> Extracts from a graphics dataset
#####

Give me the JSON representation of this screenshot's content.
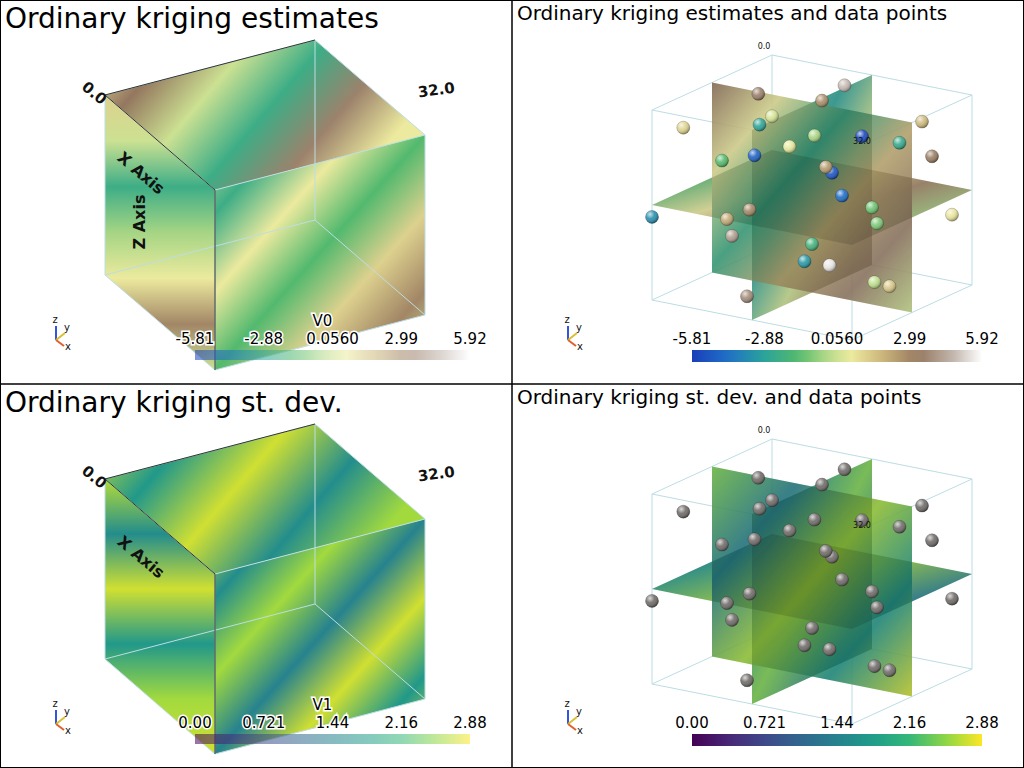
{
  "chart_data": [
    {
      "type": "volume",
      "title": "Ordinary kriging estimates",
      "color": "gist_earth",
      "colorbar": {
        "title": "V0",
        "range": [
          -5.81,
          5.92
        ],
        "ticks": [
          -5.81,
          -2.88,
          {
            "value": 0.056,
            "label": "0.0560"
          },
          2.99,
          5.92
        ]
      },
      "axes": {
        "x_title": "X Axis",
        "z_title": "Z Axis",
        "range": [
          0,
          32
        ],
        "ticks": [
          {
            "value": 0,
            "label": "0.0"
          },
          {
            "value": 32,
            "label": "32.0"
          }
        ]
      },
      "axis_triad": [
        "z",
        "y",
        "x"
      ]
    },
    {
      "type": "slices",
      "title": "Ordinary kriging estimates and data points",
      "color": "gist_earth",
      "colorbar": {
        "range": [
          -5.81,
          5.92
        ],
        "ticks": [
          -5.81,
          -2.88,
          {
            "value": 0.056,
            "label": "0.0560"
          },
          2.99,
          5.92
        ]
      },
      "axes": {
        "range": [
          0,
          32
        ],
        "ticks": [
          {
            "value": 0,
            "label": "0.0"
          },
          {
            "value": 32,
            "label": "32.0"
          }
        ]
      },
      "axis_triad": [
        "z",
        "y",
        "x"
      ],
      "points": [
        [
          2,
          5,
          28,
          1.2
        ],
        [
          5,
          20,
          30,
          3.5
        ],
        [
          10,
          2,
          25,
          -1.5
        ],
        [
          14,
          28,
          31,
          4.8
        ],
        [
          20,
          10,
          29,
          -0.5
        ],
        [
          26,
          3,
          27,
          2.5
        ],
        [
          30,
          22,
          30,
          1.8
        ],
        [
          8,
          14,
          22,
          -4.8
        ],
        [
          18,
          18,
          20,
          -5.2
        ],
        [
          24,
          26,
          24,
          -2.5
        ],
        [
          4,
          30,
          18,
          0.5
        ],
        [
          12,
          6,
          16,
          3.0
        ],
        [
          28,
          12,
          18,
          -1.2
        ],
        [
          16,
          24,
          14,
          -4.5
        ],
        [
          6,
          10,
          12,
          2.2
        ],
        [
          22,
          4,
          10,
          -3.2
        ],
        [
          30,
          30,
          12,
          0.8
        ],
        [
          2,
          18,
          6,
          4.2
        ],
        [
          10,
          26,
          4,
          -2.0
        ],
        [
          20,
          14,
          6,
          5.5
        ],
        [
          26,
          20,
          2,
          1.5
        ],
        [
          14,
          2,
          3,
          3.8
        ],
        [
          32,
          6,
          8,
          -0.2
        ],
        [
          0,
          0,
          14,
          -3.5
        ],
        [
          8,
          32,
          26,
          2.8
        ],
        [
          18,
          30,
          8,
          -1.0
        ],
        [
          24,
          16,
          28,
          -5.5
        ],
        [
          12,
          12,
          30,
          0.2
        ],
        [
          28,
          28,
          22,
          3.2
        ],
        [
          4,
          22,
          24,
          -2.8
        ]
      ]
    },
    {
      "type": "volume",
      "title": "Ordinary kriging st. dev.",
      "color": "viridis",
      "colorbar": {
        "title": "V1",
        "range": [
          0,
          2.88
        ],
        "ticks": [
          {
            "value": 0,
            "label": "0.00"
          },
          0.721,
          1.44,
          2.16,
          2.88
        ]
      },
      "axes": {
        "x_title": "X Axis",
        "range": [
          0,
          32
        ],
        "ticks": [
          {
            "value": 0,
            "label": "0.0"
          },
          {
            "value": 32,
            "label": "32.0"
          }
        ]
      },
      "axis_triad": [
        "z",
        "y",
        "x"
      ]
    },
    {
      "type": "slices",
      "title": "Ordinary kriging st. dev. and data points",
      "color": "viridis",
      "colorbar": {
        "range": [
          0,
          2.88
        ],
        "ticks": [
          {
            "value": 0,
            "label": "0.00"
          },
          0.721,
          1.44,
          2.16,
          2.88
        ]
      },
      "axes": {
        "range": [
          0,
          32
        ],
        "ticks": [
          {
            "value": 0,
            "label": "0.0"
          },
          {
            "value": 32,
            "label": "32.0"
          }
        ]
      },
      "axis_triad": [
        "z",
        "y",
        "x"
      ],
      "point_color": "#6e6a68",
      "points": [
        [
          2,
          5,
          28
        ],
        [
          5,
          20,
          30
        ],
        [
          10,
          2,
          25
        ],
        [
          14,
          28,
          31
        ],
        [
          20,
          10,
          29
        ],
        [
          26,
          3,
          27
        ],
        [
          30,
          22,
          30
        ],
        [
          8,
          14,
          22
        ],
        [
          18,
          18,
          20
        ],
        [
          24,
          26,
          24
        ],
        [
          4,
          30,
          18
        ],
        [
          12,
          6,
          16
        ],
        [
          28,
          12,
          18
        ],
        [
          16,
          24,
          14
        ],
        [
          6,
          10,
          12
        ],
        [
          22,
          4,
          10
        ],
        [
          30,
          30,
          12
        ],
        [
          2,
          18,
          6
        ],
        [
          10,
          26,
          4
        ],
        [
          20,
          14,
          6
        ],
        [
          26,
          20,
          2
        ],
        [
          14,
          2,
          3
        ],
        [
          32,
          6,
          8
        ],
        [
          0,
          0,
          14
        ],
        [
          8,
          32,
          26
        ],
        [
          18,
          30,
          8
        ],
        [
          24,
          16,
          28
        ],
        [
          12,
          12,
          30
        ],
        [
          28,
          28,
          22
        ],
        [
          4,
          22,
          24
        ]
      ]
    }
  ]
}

#####

Restate each entry word for word, leaving out any pictures.

Give me the JSON representation of this screenshot's content.
{
  "chart_data": [
    {
      "type": "volume",
      "title": "Ordinary kriging estimates",
      "color": "gist_earth",
      "colorbar": {
        "title": "V0",
        "range": [
          -5.81,
          5.92
        ],
        "ticks": [
          -5.81,
          -2.88,
          {
            "value": 0.056,
            "label": "0.0560"
          },
          2.99,
          5.92
        ]
      },
      "axes": {
        "x_title": "X Axis",
        "z_title": "Z Axis",
        "range": [
          0,
          32
        ],
        "ticks": [
          {
            "value": 0,
            "label": "0.0"
          },
          {
            "value": 32,
            "label": "32.0"
          }
        ]
      },
      "axis_triad": [
        "z",
        "y",
        "x"
      ]
    },
    {
      "type": "slices",
      "title": "Ordinary kriging estimates and data points",
      "color": "gist_earth",
      "colorbar": {
        "range": [
          -5.81,
          5.92
        ],
        "ticks": [
          -5.81,
          -2.88,
          {
            "value": 0.056,
            "label": "0.0560"
          },
          2.99,
          5.92
        ]
      },
      "axes": {
        "range": [
          0,
          32
        ],
        "ticks": [
          {
            "value": 0,
            "label": "0.0"
          },
          {
            "value": 32,
            "label": "32.0"
          }
        ]
      },
      "axis_triad": [
        "z",
        "y",
        "x"
      ],
      "points": [
        [
          2,
          5,
          28,
          1.2
        ],
        [
          5,
          20,
          30,
          3.5
        ],
        [
          10,
          2,
          25,
          -1.5
        ],
        [
          14,
          28,
          31,
          4.8
        ],
        [
          20,
          10,
          29,
          -0.5
        ],
        [
          26,
          3,
          27,
          2.5
        ],
        [
          30,
          22,
          30,
          1.8
        ],
        [
          8,
          14,
          22,
          -4.8
        ],
        [
          18,
          18,
          20,
          -5.2
        ],
        [
          24,
          26,
          24,
          -2.5
        ],
        [
          4,
          30,
          18,
          0.5
        ],
        [
          12,
          6,
          16,
          3.0
        ],
        [
          28,
          12,
          18,
          -1.2
        ],
        [
          16,
          24,
          14,
          -4.5
        ],
        [
          6,
          10,
          12,
          2.2
        ],
        [
          22,
          4,
          10,
          -3.2
        ],
        [
          30,
          30,
          12,
          0.8
        ],
        [
          2,
          18,
          6,
          4.2
        ],
        [
          10,
          26,
          4,
          -2.0
        ],
        [
          20,
          14,
          6,
          5.5
        ],
        [
          26,
          20,
          2,
          1.5
        ],
        [
          14,
          2,
          3,
          3.8
        ],
        [
          32,
          6,
          8,
          -0.2
        ],
        [
          0,
          0,
          14,
          -3.5
        ],
        [
          8,
          32,
          26,
          2.8
        ],
        [
          18,
          30,
          8,
          -1.0
        ],
        [
          24,
          16,
          28,
          -5.5
        ],
        [
          12,
          12,
          30,
          0.2
        ],
        [
          28,
          28,
          22,
          3.2
        ],
        [
          4,
          22,
          24,
          -2.8
        ]
      ]
    },
    {
      "type": "volume",
      "title": "Ordinary kriging st. dev.",
      "color": "viridis",
      "colorbar": {
        "title": "V1",
        "range": [
          0,
          2.88
        ],
        "ticks": [
          {
            "value": 0,
            "label": "0.00"
          },
          0.721,
          1.44,
          2.16,
          2.88
        ]
      },
      "axes": {
        "x_title": "X Axis",
        "range": [
          0,
          32
        ],
        "ticks": [
          {
            "value": 0,
            "label": "0.0"
          },
          {
            "value": 32,
            "label": "32.0"
          }
        ]
      },
      "axis_triad": [
        "z",
        "y",
        "x"
      ]
    },
    {
      "type": "slices",
      "title": "Ordinary kriging st. dev. and data points",
      "color": "viridis",
      "colorbar": {
        "range": [
          0,
          2.88
        ],
        "ticks": [
          {
            "value": 0,
            "label": "0.00"
          },
          0.721,
          1.44,
          2.16,
          2.88
        ]
      },
      "axes": {
        "range": [
          0,
          32
        ],
        "ticks": [
          {
            "value": 0,
            "label": "0.0"
          },
          {
            "value": 32,
            "label": "32.0"
          }
        ]
      },
      "axis_triad": [
        "z",
        "y",
        "x"
      ],
      "point_color": "#6e6a68",
      "points": [
        [
          2,
          5,
          28
        ],
        [
          5,
          20,
          30
        ],
        [
          10,
          2,
          25
        ],
        [
          14,
          28,
          31
        ],
        [
          20,
          10,
          29
        ],
        [
          26,
          3,
          27
        ],
        [
          30,
          22,
          30
        ],
        [
          8,
          14,
          22
        ],
        [
          18,
          18,
          20
        ],
        [
          24,
          26,
          24
        ],
        [
          4,
          30,
          18
        ],
        [
          12,
          6,
          16
        ],
        [
          28,
          12,
          18
        ],
        [
          16,
          24,
          14
        ],
        [
          6,
          10,
          12
        ],
        [
          22,
          4,
          10
        ],
        [
          30,
          30,
          12
        ],
        [
          2,
          18,
          6
        ],
        [
          10,
          26,
          4
        ],
        [
          20,
          14,
          6
        ],
        [
          26,
          20,
          2
        ],
        [
          14,
          2,
          3
        ],
        [
          32,
          6,
          8
        ],
        [
          0,
          0,
          14
        ],
        [
          8,
          32,
          26
        ],
        [
          18,
          30,
          8
        ],
        [
          24,
          16,
          28
        ],
        [
          12,
          12,
          30
        ],
        [
          28,
          28,
          22
        ],
        [
          4,
          22,
          24
        ]
      ]
    }
  ]
}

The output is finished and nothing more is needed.